Look for "Teaching" in the listing below. Gather each line that contains it.

[BEGIN Data shown]

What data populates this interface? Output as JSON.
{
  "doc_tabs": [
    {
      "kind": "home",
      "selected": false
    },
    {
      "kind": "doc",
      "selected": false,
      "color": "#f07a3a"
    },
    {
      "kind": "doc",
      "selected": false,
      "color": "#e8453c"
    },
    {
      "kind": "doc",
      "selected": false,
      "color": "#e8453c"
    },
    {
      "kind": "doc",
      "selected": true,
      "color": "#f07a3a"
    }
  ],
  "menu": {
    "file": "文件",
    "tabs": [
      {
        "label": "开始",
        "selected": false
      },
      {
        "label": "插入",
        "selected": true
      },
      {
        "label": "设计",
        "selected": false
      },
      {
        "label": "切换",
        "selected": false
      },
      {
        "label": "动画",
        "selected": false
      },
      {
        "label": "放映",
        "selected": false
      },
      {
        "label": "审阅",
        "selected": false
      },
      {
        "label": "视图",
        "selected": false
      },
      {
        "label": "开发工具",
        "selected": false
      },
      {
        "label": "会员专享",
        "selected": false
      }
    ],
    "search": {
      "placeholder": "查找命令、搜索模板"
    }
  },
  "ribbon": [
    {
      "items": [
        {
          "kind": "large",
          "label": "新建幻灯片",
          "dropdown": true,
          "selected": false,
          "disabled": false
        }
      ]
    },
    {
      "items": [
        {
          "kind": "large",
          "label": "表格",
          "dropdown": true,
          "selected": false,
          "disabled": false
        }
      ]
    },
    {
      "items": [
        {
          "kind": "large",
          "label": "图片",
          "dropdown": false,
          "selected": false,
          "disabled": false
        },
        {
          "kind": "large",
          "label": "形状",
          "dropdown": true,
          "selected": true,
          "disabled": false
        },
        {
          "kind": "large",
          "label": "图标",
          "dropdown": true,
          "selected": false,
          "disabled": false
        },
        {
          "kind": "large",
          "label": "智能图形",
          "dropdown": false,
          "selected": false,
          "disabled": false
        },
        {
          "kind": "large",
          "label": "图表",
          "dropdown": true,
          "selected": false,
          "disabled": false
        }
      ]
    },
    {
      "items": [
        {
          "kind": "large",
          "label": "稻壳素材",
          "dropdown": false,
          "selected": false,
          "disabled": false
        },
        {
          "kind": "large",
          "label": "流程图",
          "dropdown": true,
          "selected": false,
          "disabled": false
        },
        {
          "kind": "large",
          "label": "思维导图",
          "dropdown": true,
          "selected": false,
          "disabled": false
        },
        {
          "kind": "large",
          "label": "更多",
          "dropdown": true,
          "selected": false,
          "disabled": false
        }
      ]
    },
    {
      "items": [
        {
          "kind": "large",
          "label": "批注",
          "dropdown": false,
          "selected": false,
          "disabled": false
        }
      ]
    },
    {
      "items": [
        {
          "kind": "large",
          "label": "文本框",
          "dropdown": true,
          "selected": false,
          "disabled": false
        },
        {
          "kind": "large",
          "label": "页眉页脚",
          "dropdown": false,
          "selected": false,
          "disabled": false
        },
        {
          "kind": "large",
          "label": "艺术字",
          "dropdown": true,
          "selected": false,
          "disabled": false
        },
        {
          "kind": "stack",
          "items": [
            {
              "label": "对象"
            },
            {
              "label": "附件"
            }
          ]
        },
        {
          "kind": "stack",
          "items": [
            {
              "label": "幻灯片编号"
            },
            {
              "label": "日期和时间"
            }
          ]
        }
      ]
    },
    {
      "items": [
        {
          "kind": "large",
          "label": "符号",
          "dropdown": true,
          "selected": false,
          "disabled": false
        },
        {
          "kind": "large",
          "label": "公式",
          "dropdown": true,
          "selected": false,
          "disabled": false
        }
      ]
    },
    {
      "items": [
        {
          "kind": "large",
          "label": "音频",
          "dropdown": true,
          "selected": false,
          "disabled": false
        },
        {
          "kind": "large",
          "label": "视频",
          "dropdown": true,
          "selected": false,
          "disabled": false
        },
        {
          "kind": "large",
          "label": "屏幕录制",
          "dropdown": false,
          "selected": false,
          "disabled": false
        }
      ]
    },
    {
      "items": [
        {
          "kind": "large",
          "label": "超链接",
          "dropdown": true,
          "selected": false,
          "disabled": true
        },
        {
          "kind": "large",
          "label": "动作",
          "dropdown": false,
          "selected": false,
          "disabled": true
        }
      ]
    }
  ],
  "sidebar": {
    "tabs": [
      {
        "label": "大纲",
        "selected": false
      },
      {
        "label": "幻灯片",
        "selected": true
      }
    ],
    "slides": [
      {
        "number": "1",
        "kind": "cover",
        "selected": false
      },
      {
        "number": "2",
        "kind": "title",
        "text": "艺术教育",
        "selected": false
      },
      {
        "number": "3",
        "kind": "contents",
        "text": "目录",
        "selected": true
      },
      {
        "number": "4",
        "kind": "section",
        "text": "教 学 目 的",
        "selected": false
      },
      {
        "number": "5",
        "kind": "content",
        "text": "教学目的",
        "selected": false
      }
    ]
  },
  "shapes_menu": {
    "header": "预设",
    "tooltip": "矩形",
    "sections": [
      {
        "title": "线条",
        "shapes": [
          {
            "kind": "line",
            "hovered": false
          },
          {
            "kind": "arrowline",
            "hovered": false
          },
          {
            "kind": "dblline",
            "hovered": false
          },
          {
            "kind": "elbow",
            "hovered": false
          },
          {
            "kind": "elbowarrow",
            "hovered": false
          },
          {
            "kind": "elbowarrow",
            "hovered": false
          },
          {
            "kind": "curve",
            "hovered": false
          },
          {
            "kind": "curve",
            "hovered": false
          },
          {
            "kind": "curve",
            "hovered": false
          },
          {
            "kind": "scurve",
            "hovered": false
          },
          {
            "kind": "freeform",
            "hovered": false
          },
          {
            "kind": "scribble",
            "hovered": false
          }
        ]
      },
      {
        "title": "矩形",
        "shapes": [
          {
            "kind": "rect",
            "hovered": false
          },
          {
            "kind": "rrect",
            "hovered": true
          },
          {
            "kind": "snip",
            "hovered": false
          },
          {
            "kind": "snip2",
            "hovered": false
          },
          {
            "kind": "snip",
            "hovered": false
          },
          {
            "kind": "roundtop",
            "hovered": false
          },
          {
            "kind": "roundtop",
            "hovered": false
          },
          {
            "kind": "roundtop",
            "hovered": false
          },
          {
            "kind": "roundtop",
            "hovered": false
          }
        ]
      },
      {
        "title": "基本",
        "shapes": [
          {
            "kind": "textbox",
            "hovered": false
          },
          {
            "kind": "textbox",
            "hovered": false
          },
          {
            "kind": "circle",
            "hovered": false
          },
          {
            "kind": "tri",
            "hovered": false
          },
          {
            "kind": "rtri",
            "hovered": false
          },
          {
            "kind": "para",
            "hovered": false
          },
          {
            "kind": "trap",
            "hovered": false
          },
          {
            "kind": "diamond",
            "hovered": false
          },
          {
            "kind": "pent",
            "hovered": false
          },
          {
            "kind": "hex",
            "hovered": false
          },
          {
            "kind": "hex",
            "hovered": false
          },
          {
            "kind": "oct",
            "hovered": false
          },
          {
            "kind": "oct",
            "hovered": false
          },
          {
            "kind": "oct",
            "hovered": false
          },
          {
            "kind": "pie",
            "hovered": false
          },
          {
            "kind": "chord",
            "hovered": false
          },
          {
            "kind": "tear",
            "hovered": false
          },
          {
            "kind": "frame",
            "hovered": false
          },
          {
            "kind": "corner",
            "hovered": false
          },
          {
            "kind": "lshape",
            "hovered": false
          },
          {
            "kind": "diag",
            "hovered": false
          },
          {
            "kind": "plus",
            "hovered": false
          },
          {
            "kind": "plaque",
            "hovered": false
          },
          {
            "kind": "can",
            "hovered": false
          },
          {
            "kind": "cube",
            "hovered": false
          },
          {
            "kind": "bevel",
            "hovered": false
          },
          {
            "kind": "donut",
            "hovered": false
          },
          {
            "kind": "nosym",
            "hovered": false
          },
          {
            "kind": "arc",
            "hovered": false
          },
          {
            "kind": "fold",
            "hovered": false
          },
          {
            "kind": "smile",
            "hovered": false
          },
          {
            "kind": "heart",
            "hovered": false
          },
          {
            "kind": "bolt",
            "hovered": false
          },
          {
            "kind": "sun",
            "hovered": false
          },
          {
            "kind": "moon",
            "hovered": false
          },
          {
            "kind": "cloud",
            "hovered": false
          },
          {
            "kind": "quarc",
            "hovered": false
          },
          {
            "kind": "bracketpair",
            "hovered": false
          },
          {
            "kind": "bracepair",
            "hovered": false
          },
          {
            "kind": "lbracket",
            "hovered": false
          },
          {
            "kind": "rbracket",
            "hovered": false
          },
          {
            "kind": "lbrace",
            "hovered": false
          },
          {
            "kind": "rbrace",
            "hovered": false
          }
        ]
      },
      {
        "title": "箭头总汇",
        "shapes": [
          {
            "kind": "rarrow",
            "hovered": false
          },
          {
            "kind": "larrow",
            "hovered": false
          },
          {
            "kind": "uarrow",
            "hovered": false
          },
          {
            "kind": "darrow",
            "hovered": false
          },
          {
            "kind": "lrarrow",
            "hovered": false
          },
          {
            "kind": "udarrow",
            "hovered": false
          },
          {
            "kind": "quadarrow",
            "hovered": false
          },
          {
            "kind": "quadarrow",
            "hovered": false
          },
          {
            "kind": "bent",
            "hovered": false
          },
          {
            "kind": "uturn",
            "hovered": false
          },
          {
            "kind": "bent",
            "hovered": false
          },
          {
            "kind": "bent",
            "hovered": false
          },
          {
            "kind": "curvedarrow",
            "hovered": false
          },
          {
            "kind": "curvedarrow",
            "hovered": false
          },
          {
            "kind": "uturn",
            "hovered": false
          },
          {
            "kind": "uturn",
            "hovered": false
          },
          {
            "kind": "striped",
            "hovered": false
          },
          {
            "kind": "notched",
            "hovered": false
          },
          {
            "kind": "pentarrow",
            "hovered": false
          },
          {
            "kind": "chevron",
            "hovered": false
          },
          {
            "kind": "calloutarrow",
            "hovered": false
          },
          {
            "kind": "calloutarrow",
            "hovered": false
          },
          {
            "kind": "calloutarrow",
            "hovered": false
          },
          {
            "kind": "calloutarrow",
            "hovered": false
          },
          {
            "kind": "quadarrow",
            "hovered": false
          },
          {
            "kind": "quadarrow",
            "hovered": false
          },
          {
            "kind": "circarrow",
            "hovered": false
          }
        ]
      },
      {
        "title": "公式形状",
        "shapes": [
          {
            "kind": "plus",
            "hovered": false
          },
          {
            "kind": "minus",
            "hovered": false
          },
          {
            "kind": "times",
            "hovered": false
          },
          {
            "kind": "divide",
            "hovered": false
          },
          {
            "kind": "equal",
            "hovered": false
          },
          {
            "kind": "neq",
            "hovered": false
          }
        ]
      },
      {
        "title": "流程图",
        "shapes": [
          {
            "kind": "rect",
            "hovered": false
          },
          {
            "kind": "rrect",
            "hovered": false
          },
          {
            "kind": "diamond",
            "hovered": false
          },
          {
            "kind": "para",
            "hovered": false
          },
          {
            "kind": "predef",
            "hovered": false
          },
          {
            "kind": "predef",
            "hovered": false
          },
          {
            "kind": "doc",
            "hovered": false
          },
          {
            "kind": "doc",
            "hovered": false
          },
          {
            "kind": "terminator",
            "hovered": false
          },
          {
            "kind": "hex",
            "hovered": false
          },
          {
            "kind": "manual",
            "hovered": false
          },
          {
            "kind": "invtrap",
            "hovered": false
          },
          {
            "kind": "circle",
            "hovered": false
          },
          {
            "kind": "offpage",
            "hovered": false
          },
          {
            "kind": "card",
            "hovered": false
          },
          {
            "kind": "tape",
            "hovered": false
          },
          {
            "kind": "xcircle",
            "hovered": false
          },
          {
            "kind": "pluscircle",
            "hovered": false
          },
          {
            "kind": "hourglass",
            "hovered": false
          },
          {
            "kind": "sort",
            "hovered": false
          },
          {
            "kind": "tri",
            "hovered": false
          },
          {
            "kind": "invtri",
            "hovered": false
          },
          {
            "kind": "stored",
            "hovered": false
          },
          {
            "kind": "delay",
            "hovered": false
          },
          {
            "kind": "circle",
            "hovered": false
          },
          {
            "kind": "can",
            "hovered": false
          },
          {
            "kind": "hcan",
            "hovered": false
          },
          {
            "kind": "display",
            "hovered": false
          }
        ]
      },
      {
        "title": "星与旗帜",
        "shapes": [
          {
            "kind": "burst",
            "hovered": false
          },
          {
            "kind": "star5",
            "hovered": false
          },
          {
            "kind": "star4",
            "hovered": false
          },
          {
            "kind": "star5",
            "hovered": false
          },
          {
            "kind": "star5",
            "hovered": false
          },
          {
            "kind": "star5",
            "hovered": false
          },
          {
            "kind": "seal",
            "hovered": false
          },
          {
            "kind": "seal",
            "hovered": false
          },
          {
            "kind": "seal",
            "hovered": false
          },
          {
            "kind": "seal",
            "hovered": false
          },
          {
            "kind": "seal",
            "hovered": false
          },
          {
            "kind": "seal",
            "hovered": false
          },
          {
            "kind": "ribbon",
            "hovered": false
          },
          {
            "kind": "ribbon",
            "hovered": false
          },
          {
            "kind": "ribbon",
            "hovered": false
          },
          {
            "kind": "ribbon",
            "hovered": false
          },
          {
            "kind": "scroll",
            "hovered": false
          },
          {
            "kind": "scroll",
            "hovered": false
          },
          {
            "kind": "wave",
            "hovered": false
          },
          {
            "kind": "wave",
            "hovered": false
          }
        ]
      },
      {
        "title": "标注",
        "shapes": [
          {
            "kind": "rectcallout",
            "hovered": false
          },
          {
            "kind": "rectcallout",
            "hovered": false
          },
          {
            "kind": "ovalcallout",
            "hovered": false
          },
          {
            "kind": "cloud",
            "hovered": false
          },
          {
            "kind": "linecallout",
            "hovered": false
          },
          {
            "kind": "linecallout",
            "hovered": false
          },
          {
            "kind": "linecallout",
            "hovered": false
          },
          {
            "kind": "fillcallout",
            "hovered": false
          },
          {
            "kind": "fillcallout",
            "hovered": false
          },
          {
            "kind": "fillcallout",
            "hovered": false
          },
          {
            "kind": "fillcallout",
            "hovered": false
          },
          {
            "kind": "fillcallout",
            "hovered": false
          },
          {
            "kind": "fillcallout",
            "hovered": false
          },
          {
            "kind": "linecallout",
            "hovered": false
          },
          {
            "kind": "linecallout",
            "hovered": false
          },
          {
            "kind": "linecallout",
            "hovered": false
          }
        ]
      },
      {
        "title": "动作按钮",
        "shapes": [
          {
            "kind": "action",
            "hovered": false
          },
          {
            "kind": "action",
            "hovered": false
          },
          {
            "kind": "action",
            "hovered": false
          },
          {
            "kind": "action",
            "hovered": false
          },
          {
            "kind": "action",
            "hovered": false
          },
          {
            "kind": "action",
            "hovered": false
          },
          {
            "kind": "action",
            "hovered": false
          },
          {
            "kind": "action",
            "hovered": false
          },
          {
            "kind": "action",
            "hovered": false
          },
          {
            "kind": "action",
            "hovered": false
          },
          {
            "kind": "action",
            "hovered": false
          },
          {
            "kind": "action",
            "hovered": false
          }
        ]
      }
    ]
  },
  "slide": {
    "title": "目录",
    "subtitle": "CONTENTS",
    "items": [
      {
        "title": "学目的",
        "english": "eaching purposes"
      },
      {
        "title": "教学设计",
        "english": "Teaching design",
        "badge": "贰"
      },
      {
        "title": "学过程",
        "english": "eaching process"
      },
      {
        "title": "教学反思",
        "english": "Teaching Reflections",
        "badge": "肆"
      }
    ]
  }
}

[END Data shown]

Response ▸
        "english": "Teaching design",
        "english": "Teaching Reflections",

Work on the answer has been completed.